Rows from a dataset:
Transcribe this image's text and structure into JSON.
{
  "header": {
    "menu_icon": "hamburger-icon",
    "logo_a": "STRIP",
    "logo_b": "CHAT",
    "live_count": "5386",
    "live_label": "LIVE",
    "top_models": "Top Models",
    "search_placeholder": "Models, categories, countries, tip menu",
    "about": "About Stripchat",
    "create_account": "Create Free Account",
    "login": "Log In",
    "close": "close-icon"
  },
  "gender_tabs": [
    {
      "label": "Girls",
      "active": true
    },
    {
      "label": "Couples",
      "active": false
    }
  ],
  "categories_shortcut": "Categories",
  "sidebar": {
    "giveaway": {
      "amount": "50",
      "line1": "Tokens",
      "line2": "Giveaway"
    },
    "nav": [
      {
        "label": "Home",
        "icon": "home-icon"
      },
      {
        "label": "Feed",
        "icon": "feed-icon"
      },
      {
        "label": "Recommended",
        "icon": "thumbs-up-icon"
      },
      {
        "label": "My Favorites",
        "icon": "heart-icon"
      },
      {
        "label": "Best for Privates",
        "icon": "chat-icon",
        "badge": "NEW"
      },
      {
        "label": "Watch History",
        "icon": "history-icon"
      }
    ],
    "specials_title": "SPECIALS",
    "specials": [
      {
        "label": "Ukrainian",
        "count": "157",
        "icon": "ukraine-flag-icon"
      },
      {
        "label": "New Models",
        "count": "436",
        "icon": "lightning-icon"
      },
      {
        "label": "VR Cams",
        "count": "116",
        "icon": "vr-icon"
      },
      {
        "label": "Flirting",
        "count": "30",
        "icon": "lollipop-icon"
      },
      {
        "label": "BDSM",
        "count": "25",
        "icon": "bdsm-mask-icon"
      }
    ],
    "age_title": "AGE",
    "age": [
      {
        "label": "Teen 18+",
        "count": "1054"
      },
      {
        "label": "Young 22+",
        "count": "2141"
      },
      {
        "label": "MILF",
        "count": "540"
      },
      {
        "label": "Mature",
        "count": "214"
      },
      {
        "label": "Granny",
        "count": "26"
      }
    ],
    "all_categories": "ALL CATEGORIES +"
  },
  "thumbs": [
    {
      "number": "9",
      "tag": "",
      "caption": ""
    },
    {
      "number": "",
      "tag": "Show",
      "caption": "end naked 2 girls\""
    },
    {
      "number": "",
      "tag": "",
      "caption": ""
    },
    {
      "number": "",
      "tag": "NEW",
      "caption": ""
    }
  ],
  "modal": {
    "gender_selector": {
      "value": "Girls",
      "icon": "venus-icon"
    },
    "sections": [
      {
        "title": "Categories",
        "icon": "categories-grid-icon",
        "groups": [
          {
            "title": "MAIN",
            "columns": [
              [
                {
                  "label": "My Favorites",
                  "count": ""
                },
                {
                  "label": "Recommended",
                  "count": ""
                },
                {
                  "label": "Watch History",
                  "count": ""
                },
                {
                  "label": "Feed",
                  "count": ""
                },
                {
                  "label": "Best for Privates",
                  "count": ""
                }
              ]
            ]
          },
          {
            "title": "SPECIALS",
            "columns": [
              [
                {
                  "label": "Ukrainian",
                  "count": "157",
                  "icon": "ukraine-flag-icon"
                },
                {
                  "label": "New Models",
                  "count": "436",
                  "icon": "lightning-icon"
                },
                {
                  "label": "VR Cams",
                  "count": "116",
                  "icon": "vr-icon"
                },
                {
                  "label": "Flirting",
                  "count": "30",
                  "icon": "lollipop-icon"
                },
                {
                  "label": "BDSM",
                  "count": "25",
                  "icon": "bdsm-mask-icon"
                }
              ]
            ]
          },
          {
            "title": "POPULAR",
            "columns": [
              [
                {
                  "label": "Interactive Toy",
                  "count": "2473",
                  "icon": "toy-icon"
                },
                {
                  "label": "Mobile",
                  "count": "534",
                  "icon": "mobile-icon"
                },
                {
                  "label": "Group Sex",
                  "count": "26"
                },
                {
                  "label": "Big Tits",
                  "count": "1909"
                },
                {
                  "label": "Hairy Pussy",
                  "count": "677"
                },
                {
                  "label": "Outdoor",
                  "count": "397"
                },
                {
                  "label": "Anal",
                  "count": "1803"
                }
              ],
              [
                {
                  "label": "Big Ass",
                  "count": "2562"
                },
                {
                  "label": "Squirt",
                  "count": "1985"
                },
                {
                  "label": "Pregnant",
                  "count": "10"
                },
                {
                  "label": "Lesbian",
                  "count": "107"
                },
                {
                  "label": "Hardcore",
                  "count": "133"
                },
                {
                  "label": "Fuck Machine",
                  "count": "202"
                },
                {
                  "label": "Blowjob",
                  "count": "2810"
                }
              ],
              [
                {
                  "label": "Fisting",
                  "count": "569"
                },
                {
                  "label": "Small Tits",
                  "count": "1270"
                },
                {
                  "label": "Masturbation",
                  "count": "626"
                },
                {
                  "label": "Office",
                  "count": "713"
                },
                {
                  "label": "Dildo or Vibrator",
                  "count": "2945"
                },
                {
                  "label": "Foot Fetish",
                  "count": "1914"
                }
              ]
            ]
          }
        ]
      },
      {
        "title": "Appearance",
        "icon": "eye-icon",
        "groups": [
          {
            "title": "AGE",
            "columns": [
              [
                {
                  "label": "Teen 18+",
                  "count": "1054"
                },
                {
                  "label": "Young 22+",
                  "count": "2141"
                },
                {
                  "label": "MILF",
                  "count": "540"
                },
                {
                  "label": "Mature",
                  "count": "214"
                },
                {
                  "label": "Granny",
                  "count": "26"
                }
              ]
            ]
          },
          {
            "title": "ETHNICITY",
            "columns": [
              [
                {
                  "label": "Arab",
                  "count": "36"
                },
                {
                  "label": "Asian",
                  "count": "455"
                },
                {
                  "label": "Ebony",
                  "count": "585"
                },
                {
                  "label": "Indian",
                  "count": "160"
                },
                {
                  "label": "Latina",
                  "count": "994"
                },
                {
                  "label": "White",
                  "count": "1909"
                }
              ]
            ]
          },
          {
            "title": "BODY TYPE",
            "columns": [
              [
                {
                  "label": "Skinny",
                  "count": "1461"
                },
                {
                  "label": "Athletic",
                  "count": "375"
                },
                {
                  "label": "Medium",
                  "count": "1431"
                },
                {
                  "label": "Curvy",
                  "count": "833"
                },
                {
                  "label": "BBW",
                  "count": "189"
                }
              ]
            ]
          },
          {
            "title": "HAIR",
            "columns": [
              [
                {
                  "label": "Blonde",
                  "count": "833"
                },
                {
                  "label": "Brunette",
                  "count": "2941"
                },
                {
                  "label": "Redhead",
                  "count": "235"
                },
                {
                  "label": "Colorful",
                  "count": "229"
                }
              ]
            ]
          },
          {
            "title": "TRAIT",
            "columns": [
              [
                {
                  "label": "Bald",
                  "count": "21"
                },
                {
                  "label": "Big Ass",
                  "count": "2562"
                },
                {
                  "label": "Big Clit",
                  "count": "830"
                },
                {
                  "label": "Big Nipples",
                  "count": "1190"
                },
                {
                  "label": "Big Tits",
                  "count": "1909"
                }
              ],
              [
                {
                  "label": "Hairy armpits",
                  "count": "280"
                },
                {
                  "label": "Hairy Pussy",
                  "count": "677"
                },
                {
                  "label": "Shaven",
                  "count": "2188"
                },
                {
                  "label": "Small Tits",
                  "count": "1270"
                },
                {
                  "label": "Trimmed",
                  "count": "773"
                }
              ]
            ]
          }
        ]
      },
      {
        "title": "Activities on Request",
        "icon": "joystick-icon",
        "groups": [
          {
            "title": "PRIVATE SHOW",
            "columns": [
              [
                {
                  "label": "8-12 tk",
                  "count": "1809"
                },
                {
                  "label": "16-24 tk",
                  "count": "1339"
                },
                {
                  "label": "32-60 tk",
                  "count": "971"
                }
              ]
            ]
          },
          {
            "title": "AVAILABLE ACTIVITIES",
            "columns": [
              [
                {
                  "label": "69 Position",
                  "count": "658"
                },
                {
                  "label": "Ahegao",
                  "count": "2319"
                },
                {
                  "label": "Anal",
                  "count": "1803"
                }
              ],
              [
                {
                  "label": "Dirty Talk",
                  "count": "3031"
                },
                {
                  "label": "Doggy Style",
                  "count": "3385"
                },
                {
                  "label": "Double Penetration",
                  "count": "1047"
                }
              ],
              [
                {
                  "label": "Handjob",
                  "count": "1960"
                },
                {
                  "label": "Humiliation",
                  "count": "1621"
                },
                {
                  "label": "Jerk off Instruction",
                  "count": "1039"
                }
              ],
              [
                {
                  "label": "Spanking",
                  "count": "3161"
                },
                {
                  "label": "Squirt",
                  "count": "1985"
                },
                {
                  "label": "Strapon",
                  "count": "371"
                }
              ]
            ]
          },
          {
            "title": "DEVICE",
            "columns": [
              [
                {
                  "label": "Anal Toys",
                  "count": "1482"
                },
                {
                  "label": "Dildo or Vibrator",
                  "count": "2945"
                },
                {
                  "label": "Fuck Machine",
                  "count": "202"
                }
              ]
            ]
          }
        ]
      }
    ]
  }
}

### Stated goal
Search the data above for the string "Watch" and copy each line that has it.

### Full output
        "label": "Watch History",
                  "label": "Watch History",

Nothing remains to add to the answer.